-- WHAT THE EXERCISE ASKS --
Find the word "результате" in the material below and gather every line that contains it.

-- RECORDS SUPPLIED --
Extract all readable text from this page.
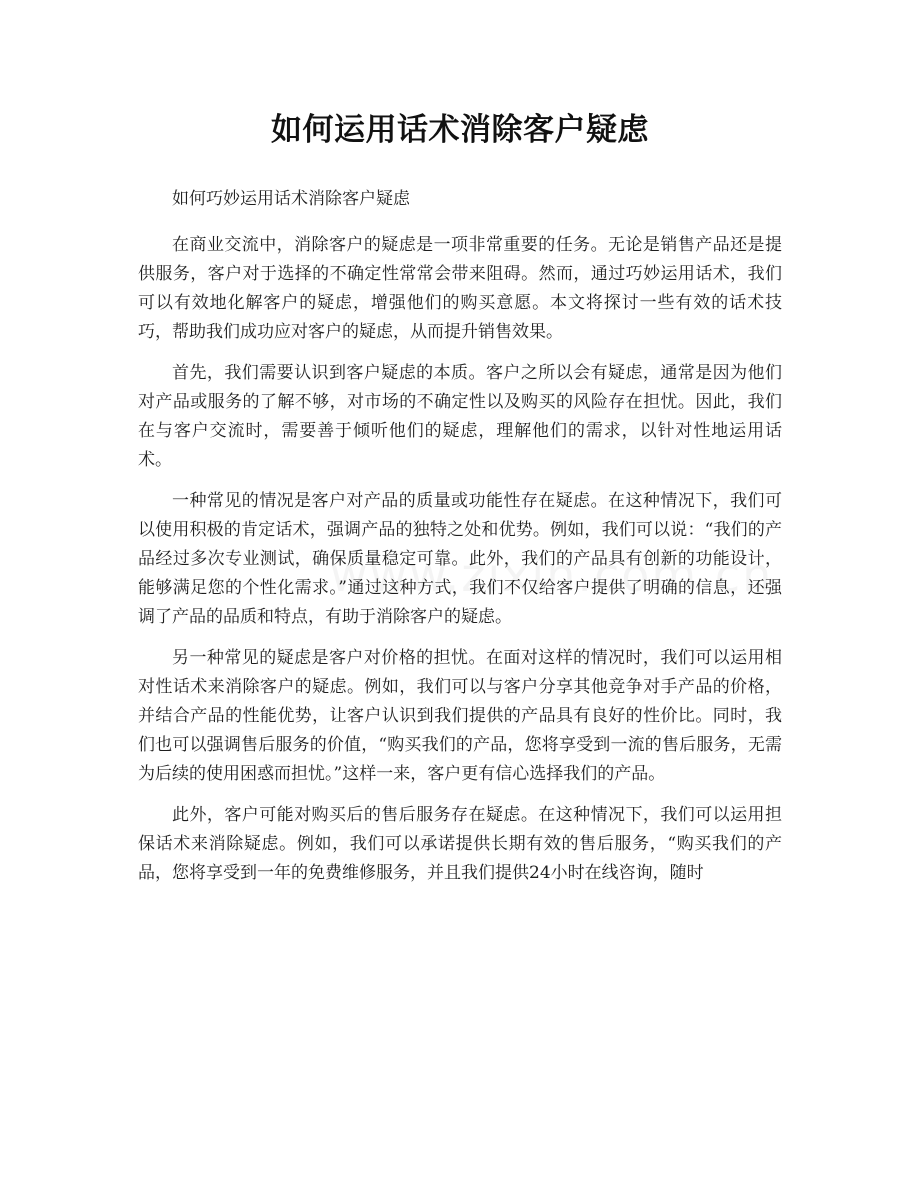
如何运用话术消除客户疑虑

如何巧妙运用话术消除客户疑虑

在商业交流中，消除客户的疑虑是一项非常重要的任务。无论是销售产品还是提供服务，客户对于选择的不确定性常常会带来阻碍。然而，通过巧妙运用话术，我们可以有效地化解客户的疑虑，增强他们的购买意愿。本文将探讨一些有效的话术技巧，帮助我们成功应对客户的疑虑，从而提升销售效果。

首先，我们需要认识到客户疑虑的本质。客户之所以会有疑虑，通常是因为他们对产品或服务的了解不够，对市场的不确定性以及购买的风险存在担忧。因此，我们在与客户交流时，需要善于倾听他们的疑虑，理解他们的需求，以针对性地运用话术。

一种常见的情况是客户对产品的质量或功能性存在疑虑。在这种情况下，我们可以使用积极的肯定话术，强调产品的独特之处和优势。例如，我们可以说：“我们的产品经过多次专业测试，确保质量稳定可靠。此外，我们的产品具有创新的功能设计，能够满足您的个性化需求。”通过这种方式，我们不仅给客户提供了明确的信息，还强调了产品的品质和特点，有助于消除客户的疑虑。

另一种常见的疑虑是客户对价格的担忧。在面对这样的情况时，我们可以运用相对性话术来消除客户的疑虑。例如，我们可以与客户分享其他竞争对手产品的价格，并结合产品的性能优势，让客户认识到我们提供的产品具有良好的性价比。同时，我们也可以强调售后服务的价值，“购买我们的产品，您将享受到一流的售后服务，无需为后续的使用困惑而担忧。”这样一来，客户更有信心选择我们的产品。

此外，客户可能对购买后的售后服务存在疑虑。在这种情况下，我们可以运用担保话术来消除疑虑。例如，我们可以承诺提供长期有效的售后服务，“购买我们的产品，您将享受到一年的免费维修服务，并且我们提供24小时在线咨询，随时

--

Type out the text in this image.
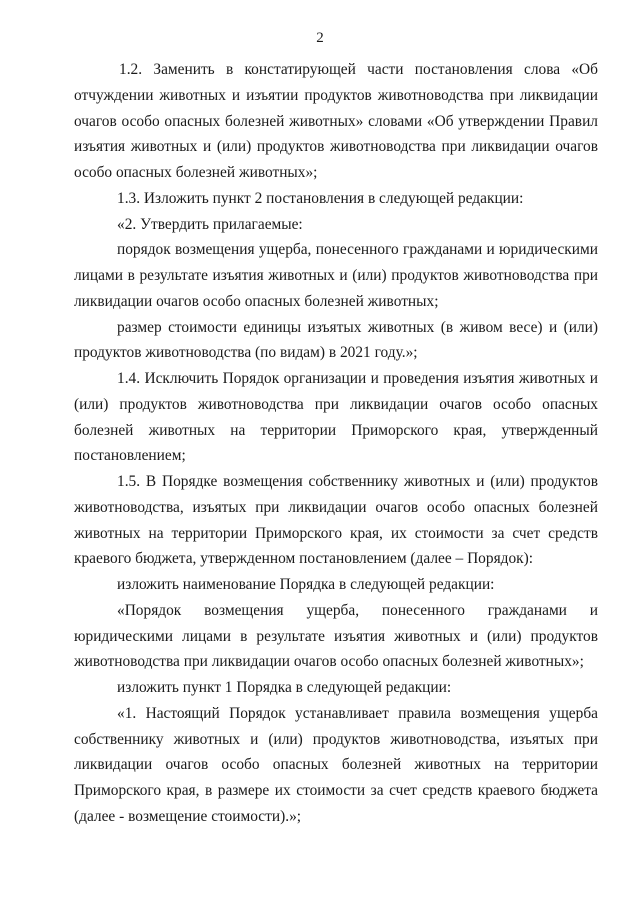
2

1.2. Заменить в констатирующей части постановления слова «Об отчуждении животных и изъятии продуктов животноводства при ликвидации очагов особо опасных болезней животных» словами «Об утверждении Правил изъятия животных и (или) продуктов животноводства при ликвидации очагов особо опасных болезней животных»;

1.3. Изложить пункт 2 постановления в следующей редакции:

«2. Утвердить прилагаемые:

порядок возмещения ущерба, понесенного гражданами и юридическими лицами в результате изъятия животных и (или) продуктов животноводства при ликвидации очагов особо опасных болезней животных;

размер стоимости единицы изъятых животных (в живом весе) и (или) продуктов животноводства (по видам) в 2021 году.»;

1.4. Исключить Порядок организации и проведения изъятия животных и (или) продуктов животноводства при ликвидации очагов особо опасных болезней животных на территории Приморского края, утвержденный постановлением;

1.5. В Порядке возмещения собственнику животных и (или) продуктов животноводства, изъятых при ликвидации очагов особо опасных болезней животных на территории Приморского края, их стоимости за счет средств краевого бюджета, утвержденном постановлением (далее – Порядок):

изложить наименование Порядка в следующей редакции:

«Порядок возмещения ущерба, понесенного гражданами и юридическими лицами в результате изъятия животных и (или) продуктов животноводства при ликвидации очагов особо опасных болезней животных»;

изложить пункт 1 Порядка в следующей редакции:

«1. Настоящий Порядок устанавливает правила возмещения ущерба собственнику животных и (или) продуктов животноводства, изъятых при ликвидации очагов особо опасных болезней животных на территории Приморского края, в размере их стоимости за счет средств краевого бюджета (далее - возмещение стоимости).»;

-- EXPECTED OUTPUT --
порядок возмещения ущерба, понесенного гражданами и юридическими лицами в результате изъятия животных и (или) продуктов животноводства при ликвидации очагов особо опасных болезней животных;
«Порядок возмещения ущерба, понесенного гражданами и юридическими лицами в результате изъятия животных и (или) продуктов животноводства при ликвидации очагов особо опасных болезней животных»;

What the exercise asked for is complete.